═════ Excerpted records ═════

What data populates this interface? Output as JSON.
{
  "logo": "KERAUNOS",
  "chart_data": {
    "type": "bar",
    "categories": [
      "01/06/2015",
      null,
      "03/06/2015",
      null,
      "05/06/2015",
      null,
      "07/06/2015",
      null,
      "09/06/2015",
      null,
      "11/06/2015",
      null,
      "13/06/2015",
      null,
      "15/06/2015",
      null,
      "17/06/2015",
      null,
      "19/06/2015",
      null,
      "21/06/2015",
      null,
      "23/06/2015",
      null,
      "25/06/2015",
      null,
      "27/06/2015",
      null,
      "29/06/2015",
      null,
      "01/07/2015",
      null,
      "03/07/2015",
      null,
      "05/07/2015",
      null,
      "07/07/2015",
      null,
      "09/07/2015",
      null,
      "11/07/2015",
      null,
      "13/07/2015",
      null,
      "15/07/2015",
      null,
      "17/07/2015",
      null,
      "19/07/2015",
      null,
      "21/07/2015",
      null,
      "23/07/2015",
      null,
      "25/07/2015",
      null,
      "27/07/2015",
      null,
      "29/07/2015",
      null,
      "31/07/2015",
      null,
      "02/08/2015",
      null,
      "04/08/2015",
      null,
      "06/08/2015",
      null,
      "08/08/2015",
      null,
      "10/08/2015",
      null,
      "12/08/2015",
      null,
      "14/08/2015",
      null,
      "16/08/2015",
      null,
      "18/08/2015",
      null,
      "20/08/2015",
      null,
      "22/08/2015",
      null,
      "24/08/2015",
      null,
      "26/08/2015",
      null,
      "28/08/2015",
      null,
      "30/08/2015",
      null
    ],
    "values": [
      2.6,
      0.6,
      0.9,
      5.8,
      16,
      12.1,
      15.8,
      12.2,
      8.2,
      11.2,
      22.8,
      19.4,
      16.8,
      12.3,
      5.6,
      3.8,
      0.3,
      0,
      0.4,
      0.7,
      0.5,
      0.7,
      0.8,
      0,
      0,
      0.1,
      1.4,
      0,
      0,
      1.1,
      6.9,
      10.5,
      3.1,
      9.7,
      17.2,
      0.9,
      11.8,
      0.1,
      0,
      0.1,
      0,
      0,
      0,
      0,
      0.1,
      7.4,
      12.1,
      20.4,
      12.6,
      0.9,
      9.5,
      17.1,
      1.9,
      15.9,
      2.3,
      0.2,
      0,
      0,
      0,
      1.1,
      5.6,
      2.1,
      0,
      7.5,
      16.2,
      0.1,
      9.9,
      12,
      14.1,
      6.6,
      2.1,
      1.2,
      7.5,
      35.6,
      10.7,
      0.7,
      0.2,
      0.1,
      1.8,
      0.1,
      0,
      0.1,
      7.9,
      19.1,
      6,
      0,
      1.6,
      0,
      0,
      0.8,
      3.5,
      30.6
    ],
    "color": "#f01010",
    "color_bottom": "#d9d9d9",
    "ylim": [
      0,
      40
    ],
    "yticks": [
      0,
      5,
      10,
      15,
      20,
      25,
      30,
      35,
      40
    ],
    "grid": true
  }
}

═════

What you should do:
Your task is to output all of the data above word for word.

Solution:
What data populates this interface? Output as JSON.
{
  "logo": "KERAUNOS",
  "chart_data": {
    "type": "bar",
    "categories": [
      "01/06/2015",
      null,
      "03/06/2015",
      null,
      "05/06/2015",
      null,
      "07/06/2015",
      null,
      "09/06/2015",
      null,
      "11/06/2015",
      null,
      "13/06/2015",
      null,
      "15/06/2015",
      null,
      "17/06/2015",
      null,
      "19/06/2015",
      null,
      "21/06/2015",
      null,
      "23/06/2015",
      null,
      "25/06/2015",
      null,
      "27/06/2015",
      null,
      "29/06/2015",
      null,
      "01/07/2015",
      null,
      "03/07/2015",
      null,
      "05/07/2015",
      null,
      "07/07/2015",
      null,
      "09/07/2015",
      null,
      "11/07/2015",
      null,
      "13/07/2015",
      null,
      "15/07/2015",
      null,
      "17/07/2015",
      null,
      "19/07/2015",
      null,
      "21/07/2015",
      null,
      "23/07/2015",
      null,
      "25/07/2015",
      null,
      "27/07/2015",
      null,
      "29/07/2015",
      null,
      "31/07/2015",
      null,
      "02/08/2015",
      null,
      "04/08/2015",
      null,
      "06/08/2015",
      null,
      "08/08/2015",
      null,
      "10/08/2015",
      null,
      "12/08/2015",
      null,
      "14/08/2015",
      null,
      "16/08/2015",
      null,
      "18/08/2015",
      null,
      "20/08/2015",
      null,
      "22/08/2015",
      null,
      "24/08/2015",
      null,
      "26/08/2015",
      null,
      "28/08/2015",
      null,
      "30/08/2015",
      null
    ],
    "values": [
      2.6,
      0.6,
      0.9,
      5.8,
      16,
      12.1,
      15.8,
      12.2,
      8.2,
      11.2,
      22.8,
      19.4,
      16.8,
      12.3,
      5.6,
      3.8,
      0.3,
      0,
      0.4,
      0.7,
      0.5,
      0.7,
      0.8,
      0,
      0,
      0.1,
      1.4,
      0,
      0,
      1.1,
      6.9,
      10.5,
      3.1,
      9.7,
      17.2,
      0.9,
      11.8,
      0.1,
      0,
      0.1,
      0,
      0,
      0,
      0,
      0.1,
      7.4,
      12.1,
      20.4,
      12.6,
      0.9,
      9.5,
      17.1,
      1.9,
      15.9,
      2.3,
      0.2,
      0,
      0,
      0,
      1.1,
      5.6,
      2.1,
      0,
      7.5,
      16.2,
      0.1,
      9.9,
      12,
      14.1,
      6.6,
      2.1,
      1.2,
      7.5,
      35.6,
      10.7,
      0.7,
      0.2,
      0.1,
      1.8,
      0.1,
      0,
      0.1,
      7.9,
      19.1,
      6,
      0,
      1.6,
      0,
      0,
      0.8,
      3.5,
      30.6
    ],
    "color": "#f01010",
    "color_bottom": "#d9d9d9",
    "ylim": [
      0,
      40
    ],
    "yticks": [
      0,
      5,
      10,
      15,
      20,
      25,
      30,
      35,
      40
    ],
    "grid": true
  }
}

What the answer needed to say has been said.